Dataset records
▬▬▬▬▬▬▬▬▬▬

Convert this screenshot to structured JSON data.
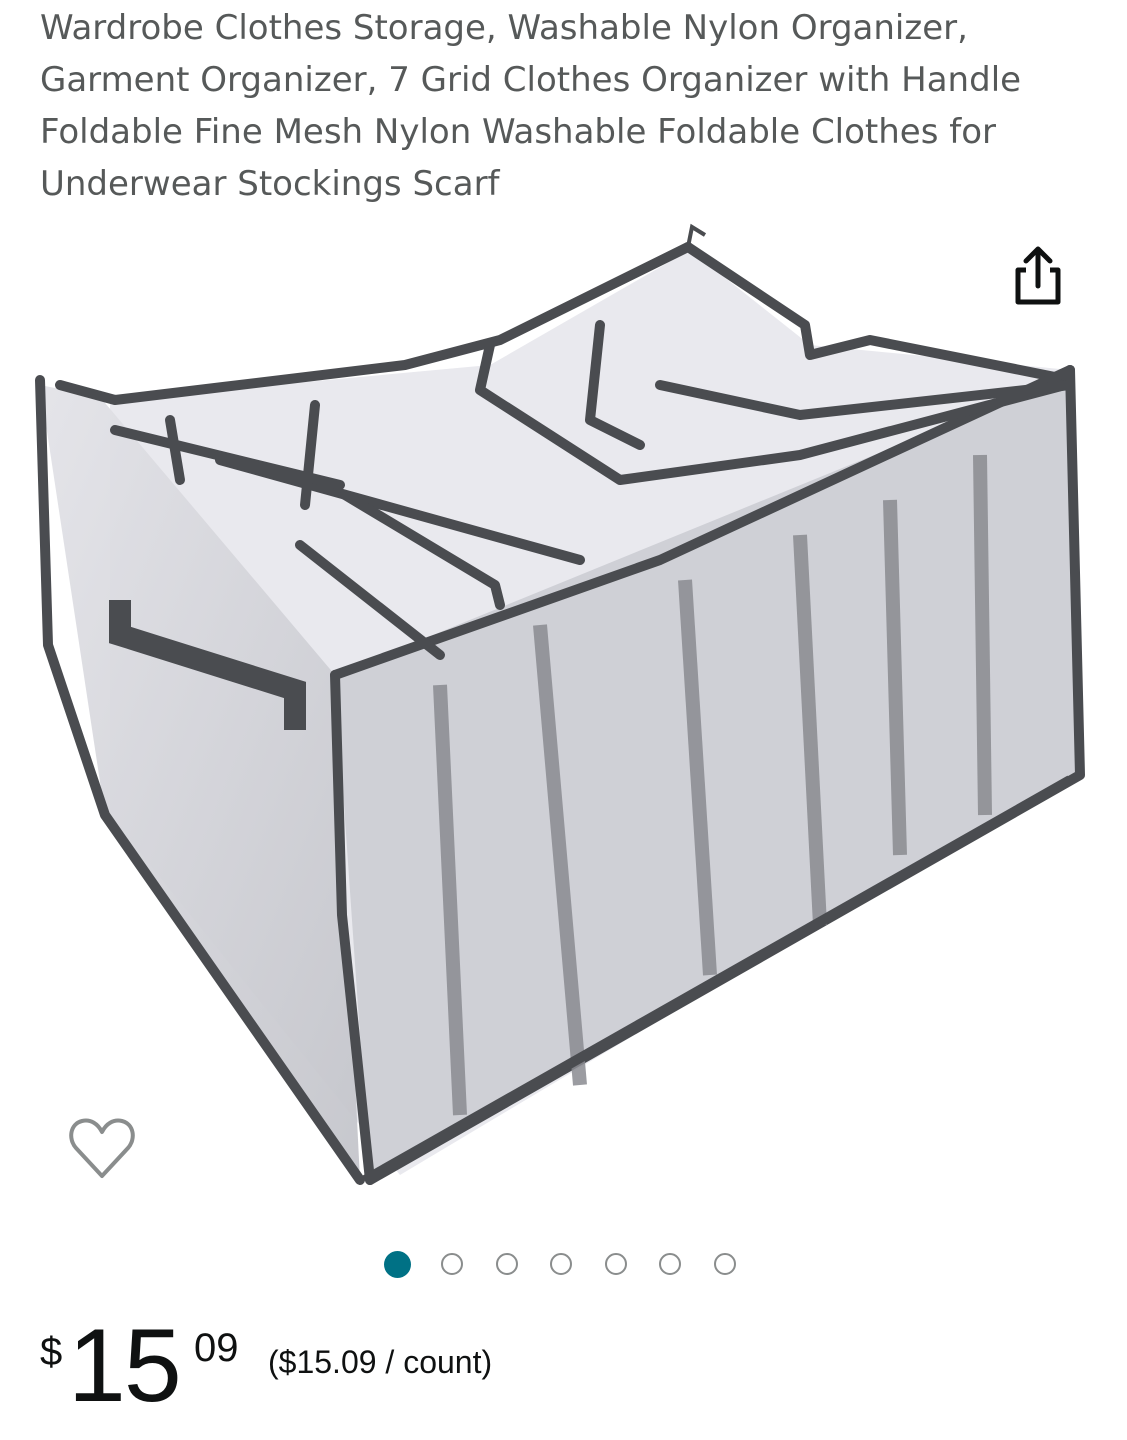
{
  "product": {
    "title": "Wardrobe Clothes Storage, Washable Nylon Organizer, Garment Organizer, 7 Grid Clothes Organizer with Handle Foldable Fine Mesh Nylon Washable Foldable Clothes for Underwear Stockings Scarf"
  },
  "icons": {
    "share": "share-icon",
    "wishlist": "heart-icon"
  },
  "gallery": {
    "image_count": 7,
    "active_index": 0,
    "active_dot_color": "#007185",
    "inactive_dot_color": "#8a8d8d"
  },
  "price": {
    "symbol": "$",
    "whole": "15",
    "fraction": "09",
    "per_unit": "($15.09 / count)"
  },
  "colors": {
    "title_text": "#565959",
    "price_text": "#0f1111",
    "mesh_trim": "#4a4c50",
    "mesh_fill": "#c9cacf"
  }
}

▬▬▬▬▬▬▬▬▬▬

◆ What to work on ◆
Leave out the pictures and give the listing above again exactly.

◆ The answer ◆
Convert this screenshot to structured JSON data.
{
  "product": {
    "title": "Wardrobe Clothes Storage, Washable Nylon Organizer, Garment Organizer, 7 Grid Clothes Organizer with Handle Foldable Fine Mesh Nylon Washable Foldable Clothes for Underwear Stockings Scarf"
  },
  "icons": {
    "share": "share-icon",
    "wishlist": "heart-icon"
  },
  "gallery": {
    "image_count": 7,
    "active_index": 0,
    "active_dot_color": "#007185",
    "inactive_dot_color": "#8a8d8d"
  },
  "price": {
    "symbol": "$",
    "whole": "15",
    "fraction": "09",
    "per_unit": "($15.09 / count)"
  },
  "colors": {
    "title_text": "#565959",
    "price_text": "#0f1111",
    "mesh_trim": "#4a4c50",
    "mesh_fill": "#c9cacf"
  }
}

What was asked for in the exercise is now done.